• **Exercise objective**:
Gather all lines in the entries below that include the word "this".

• **Provided entries**:

□ □ □ □

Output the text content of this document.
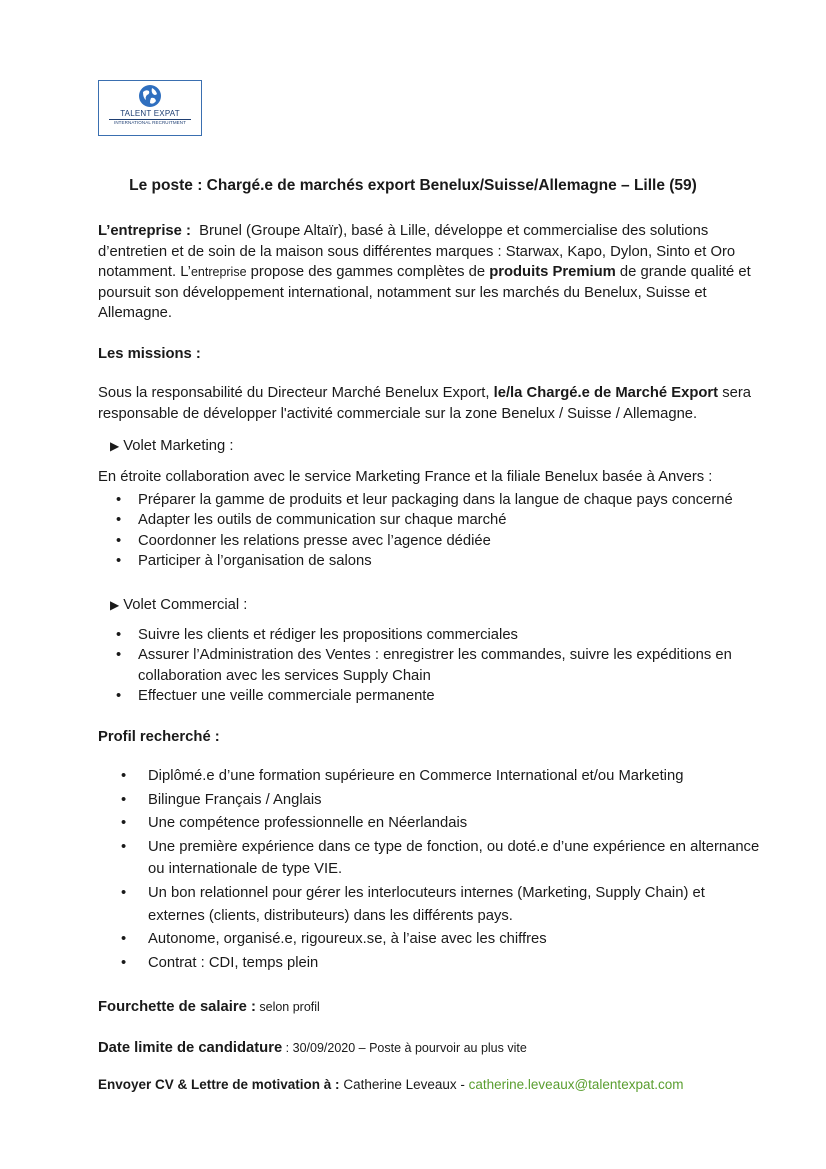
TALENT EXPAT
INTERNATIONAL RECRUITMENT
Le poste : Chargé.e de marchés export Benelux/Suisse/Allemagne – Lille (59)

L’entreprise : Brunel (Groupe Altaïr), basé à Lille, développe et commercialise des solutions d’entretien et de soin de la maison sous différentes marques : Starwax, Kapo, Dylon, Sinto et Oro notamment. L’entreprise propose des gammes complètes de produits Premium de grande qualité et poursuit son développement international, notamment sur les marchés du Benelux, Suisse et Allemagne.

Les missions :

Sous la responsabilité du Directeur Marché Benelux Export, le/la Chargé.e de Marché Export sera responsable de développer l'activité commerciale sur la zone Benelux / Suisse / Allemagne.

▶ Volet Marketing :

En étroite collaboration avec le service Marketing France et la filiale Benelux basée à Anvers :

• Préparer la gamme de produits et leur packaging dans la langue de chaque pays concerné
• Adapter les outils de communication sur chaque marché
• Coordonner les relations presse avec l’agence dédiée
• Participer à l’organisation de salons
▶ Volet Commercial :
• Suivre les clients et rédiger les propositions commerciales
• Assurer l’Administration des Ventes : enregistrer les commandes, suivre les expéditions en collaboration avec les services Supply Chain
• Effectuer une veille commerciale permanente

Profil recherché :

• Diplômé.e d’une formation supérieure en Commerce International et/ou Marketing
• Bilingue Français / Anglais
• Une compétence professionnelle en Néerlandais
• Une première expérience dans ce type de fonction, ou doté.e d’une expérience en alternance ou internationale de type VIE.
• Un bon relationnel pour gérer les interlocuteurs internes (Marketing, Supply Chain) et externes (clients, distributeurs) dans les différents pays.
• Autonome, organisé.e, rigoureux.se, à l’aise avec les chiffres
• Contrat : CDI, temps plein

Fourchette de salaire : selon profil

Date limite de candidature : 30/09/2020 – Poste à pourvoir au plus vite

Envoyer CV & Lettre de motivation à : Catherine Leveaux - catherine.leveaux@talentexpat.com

□ □ □ □

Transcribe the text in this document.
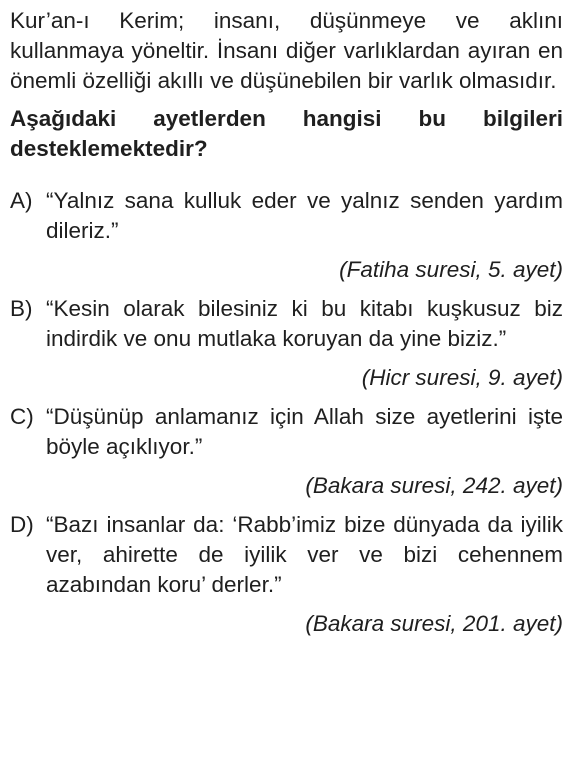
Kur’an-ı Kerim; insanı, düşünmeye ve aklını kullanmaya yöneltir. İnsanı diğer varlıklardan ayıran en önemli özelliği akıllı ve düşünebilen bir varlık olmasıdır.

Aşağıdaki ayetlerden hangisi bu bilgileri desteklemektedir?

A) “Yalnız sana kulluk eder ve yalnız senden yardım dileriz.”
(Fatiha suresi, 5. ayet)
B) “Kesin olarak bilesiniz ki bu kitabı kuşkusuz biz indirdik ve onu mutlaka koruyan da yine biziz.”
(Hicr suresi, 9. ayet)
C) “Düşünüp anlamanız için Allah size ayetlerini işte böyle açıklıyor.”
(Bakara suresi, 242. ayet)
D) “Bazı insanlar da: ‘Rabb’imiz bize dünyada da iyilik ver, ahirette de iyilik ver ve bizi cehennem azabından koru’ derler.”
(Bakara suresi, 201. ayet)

□ □ □ □

• **Answer for the task**:
Output the text content of this document.
Transcribe the text in this document.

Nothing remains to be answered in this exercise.